#### [Items from a dataset]
Begin
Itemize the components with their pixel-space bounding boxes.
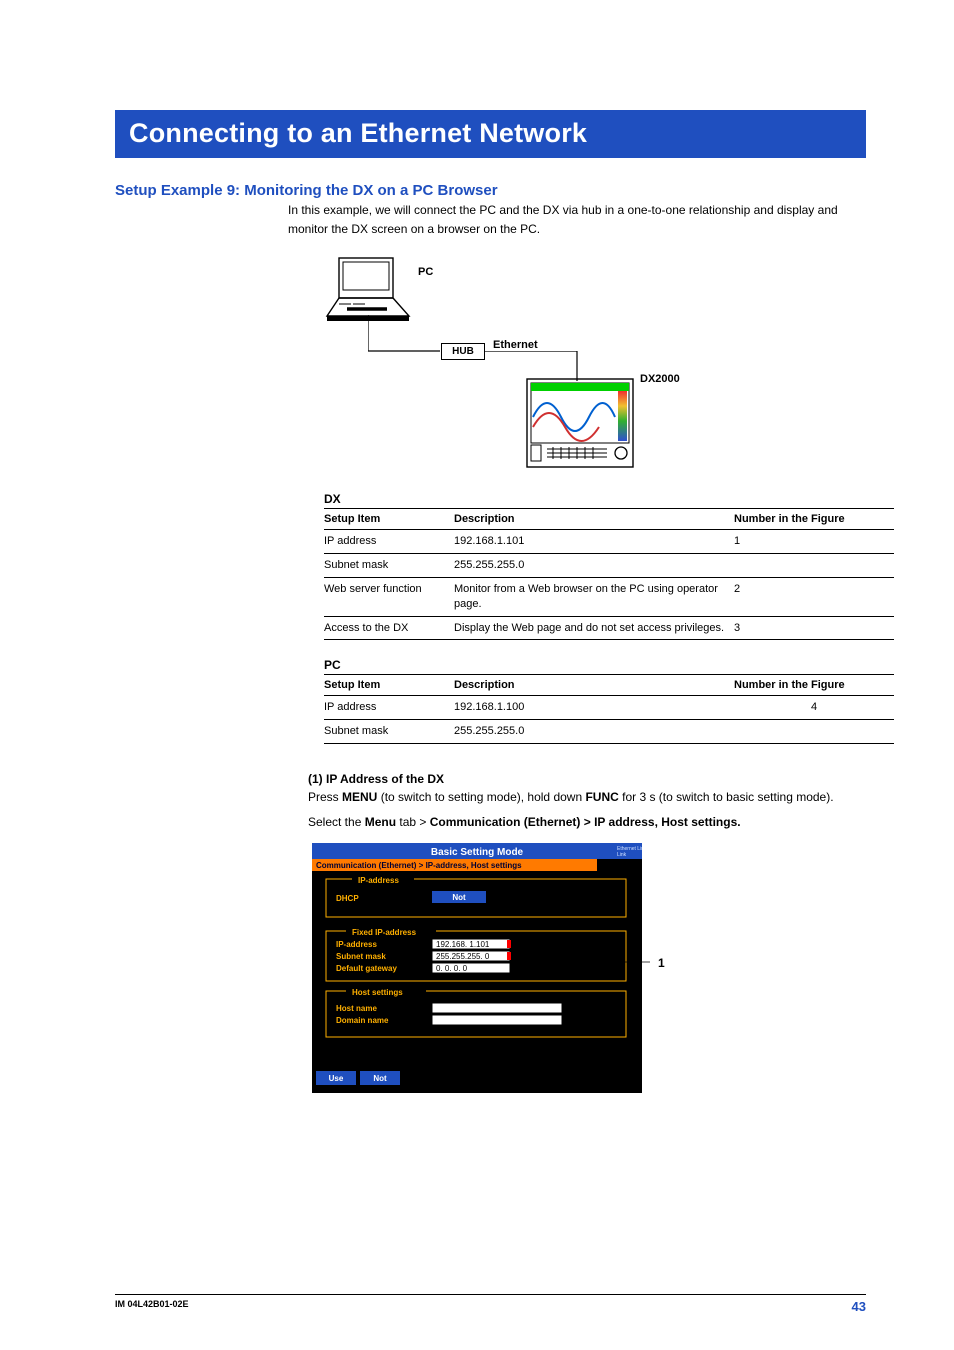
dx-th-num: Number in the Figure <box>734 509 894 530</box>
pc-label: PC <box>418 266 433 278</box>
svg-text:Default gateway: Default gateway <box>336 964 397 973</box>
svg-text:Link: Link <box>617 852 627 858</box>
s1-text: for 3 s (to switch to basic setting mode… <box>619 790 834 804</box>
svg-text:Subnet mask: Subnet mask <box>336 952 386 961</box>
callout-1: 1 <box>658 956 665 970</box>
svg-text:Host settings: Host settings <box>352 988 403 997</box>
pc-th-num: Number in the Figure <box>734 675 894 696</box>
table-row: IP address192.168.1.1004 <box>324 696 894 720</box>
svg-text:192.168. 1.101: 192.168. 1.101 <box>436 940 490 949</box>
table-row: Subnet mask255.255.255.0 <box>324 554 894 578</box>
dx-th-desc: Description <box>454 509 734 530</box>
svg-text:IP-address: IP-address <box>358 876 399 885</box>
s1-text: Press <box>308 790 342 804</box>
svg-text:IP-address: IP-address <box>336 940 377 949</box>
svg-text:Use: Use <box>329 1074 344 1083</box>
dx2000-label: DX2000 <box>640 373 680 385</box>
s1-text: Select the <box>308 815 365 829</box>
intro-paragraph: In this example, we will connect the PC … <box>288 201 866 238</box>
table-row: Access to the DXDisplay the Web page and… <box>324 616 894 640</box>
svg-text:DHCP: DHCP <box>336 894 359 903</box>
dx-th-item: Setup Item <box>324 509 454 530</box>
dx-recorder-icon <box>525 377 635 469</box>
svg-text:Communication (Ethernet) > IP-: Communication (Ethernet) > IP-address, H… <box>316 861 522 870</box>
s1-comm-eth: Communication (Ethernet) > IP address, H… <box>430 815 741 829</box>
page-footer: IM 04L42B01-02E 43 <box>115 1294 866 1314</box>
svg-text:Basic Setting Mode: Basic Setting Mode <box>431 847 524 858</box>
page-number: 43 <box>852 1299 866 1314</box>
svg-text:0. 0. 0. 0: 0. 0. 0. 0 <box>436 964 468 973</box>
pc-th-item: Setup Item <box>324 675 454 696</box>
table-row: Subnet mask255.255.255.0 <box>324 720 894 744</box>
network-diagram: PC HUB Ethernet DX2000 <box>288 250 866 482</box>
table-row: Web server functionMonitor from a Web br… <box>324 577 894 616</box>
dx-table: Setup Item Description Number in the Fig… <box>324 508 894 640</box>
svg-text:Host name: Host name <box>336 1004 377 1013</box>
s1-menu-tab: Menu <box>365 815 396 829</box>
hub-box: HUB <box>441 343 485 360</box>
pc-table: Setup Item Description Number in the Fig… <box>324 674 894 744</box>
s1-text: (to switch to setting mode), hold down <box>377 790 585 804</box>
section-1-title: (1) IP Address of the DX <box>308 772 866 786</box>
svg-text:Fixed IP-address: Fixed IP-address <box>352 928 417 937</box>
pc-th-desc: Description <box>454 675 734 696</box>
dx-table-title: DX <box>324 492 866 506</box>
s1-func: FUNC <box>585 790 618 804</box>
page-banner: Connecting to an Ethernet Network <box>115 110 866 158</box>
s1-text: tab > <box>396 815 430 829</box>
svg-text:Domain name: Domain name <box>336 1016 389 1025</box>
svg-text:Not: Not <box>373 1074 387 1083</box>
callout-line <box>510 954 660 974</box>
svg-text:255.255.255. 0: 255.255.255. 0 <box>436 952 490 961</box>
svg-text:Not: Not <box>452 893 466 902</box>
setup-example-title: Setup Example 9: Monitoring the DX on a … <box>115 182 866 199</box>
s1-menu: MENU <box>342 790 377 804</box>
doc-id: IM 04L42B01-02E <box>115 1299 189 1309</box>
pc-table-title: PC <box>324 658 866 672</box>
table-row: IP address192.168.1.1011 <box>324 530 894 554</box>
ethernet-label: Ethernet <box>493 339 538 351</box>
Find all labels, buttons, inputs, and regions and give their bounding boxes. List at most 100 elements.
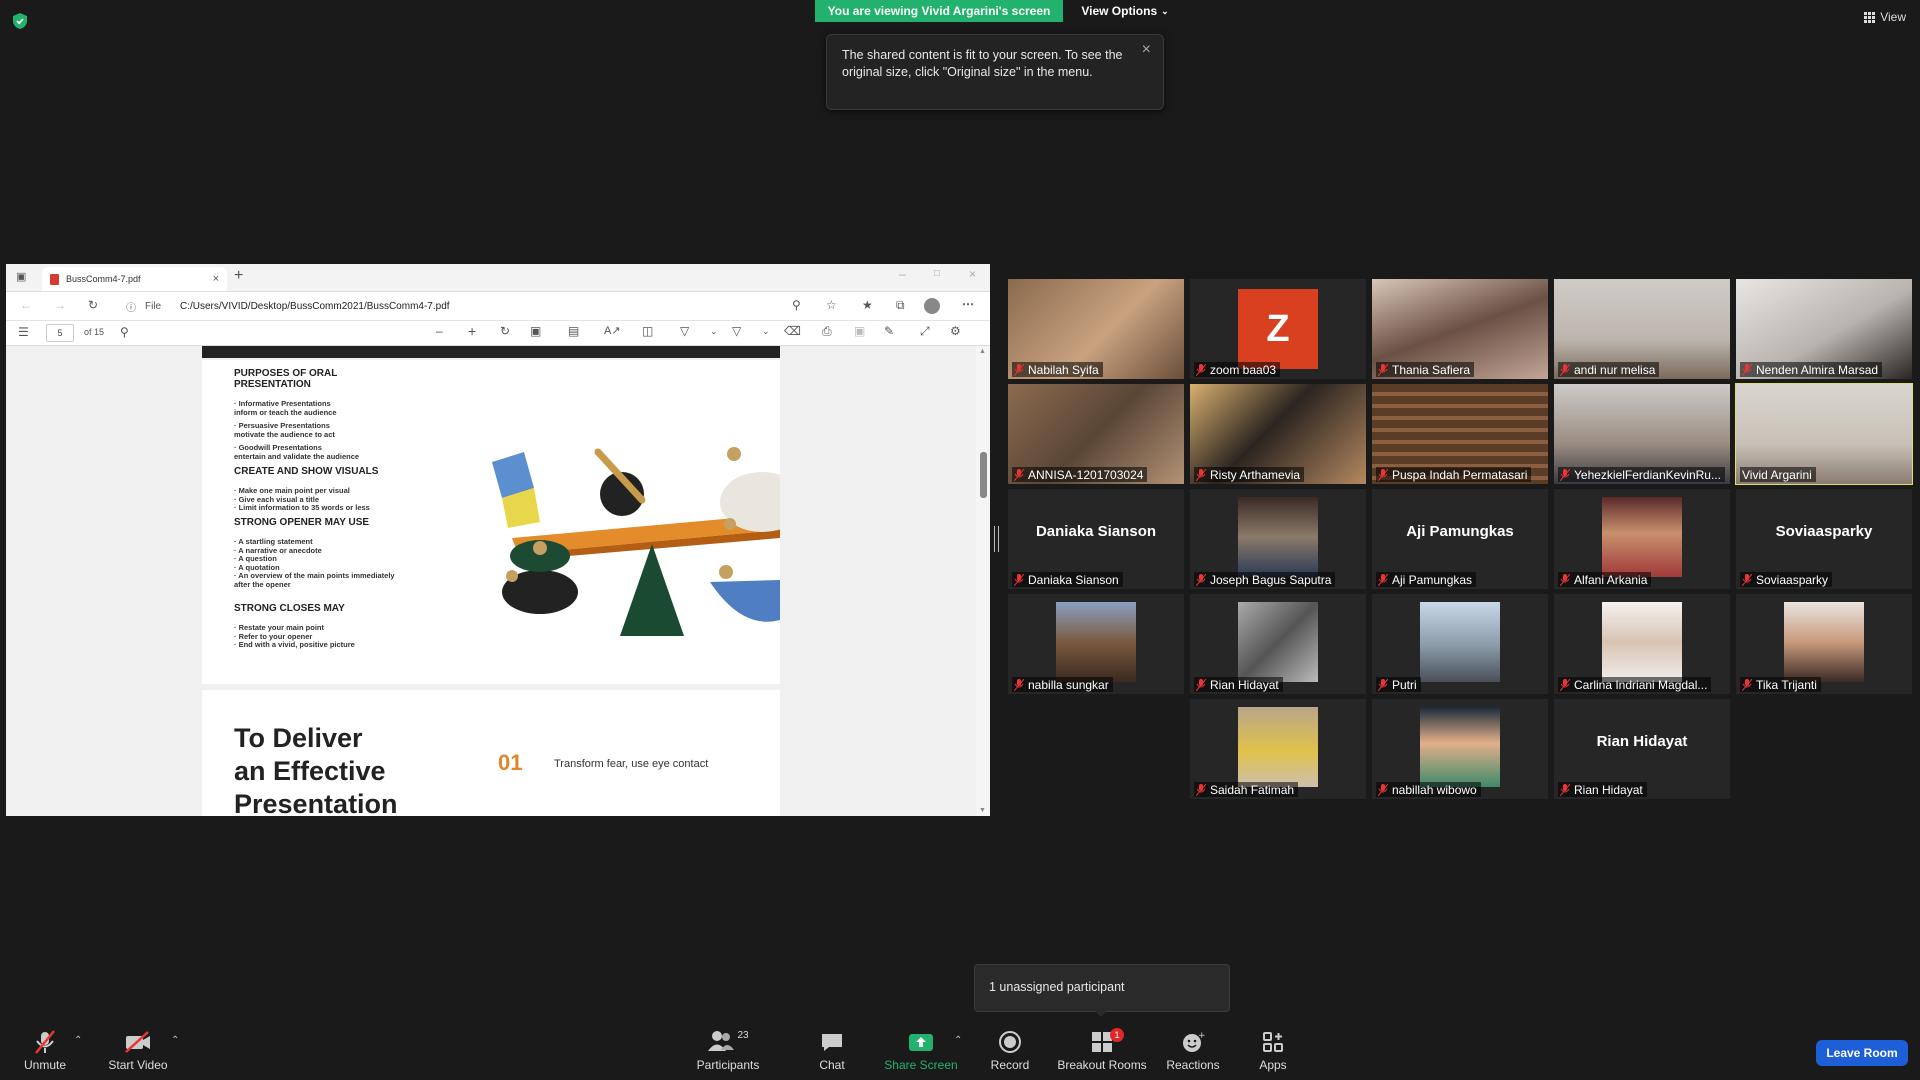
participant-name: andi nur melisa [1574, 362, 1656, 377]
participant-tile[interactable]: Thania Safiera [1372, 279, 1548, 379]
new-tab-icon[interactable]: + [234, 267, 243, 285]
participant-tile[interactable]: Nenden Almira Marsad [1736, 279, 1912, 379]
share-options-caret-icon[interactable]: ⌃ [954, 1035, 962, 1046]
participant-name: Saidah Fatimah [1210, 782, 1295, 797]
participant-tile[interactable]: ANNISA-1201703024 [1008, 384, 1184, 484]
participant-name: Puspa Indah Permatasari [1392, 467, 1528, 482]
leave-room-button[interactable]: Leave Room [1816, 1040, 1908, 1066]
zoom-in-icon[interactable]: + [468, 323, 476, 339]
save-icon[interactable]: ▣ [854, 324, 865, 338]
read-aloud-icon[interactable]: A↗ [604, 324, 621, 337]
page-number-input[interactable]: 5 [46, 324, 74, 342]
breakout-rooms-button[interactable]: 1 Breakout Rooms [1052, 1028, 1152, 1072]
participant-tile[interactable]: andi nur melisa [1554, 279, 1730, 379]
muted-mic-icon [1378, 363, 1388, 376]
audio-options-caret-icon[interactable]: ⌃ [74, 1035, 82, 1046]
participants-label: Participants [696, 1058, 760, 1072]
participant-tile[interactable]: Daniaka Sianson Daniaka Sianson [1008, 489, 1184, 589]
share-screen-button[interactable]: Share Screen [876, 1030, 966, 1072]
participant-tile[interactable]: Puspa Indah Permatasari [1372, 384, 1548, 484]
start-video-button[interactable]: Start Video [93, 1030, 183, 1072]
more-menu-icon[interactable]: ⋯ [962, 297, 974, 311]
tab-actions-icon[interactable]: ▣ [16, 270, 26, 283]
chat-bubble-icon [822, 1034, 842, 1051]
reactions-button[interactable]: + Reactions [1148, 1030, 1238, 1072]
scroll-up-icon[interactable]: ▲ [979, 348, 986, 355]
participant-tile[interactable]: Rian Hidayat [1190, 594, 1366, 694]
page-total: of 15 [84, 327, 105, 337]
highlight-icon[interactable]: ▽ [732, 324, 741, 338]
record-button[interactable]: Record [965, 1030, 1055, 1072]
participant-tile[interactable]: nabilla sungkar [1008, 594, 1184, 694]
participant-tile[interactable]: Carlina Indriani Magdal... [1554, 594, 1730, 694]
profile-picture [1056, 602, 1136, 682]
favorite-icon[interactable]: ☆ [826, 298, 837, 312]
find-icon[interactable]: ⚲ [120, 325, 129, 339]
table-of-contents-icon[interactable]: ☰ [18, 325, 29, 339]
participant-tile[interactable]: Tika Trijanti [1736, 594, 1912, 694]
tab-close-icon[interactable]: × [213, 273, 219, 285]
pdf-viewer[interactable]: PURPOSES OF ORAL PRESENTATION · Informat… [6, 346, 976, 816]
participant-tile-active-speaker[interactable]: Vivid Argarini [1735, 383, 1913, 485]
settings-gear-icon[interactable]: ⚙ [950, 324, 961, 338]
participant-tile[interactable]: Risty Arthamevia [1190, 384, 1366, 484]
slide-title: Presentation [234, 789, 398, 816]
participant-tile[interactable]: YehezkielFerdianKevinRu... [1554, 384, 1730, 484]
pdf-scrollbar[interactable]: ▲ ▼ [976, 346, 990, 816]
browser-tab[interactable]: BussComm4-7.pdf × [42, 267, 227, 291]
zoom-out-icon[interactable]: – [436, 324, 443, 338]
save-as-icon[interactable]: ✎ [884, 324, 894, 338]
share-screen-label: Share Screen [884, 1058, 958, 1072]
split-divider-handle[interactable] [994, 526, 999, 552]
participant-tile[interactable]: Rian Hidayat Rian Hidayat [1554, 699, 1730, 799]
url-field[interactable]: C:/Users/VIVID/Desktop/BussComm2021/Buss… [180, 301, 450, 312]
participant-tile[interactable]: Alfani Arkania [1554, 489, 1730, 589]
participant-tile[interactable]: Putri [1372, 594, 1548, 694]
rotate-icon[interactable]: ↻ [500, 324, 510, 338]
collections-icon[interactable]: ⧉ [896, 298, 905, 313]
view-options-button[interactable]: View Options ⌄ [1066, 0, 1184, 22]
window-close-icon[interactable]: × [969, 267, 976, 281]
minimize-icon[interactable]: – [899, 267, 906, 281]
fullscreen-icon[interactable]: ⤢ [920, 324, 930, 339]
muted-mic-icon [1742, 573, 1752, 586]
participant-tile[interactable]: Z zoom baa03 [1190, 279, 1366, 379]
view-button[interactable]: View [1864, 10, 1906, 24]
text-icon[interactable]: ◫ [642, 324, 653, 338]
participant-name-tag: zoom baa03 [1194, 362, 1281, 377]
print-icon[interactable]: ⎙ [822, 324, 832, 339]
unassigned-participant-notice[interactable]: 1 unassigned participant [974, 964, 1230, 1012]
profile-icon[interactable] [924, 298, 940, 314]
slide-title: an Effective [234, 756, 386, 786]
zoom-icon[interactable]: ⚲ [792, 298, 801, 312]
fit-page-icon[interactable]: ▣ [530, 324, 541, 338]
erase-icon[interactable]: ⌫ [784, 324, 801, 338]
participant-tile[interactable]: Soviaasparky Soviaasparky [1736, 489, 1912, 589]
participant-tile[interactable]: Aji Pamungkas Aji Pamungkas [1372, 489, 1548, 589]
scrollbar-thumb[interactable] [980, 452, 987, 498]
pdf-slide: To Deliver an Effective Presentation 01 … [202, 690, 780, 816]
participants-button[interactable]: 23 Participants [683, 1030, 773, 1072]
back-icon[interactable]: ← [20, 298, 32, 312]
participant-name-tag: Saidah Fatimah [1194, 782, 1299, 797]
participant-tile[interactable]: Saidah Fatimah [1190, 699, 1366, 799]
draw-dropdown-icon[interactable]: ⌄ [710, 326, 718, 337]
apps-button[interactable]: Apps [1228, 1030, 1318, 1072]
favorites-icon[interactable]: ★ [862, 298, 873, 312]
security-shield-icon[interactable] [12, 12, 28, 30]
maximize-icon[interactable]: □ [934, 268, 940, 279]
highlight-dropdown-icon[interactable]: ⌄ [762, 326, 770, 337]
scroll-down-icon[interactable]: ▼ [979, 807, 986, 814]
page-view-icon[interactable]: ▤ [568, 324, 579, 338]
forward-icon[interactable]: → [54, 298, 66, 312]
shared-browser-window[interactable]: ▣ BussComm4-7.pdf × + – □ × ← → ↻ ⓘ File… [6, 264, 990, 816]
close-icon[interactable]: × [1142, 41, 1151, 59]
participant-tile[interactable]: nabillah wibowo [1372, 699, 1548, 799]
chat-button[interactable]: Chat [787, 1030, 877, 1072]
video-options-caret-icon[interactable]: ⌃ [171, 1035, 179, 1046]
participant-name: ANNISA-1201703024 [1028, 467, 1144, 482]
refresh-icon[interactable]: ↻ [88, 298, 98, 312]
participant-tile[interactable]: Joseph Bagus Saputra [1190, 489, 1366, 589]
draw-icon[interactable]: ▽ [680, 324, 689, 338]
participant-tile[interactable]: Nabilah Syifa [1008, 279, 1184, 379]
End
#### [WHAT YOU SHOULD DO]
Rewrite everything from the line containing "participant-name: andi nur" down to the line containing "participant-tile[interactable]: Puspa Indah", replacing "Leave Room" with "Leave Meeting" and leaving all else unchanged.

#### [TASK RESULT]
participant-name: andi nur melisa [1574, 362, 1656, 377]
participant-tile[interactable]: Thania Safiera [1372, 279, 1548, 379]
new-tab-icon[interactable]: + [234, 267, 243, 285]
participant-tile[interactable]: Nenden Almira Marsad [1736, 279, 1912, 379]
share-options-caret-icon[interactable]: ⌃ [954, 1035, 962, 1046]
participant-name: Saidah Fatimah [1210, 782, 1295, 797]
participant-tile[interactable]: ANNISA-1201703024 [1008, 384, 1184, 484]
participant-name: Puspa Indah Permatasari [1392, 467, 1528, 482]
leave-room-button[interactable]: Leave Meeting [1816, 1040, 1908, 1066]
zoom-in-icon[interactable]: + [468, 323, 476, 339]
save-icon[interactable]: ▣ [854, 324, 865, 338]
read-aloud-icon[interactable]: A↗ [604, 324, 621, 337]
page-number-input[interactable]: 5 [46, 324, 74, 342]
breakout-rooms-button[interactable]: 1 Breakout Rooms [1052, 1028, 1152, 1072]
participant-tile[interactable]: andi nur melisa [1554, 279, 1730, 379]
muted-mic-icon [1378, 363, 1388, 376]
audio-options-caret-icon[interactable]: ⌃ [74, 1035, 82, 1046]
participants-label: Participants [696, 1058, 760, 1072]
participant-tile[interactable]: Daniaka Sianson Daniaka Sianson [1008, 489, 1184, 589]
share-screen-button[interactable]: Share Screen [876, 1030, 966, 1072]
participant-tile[interactable]: Puspa Indah Permatasari [1372, 384, 1548, 484]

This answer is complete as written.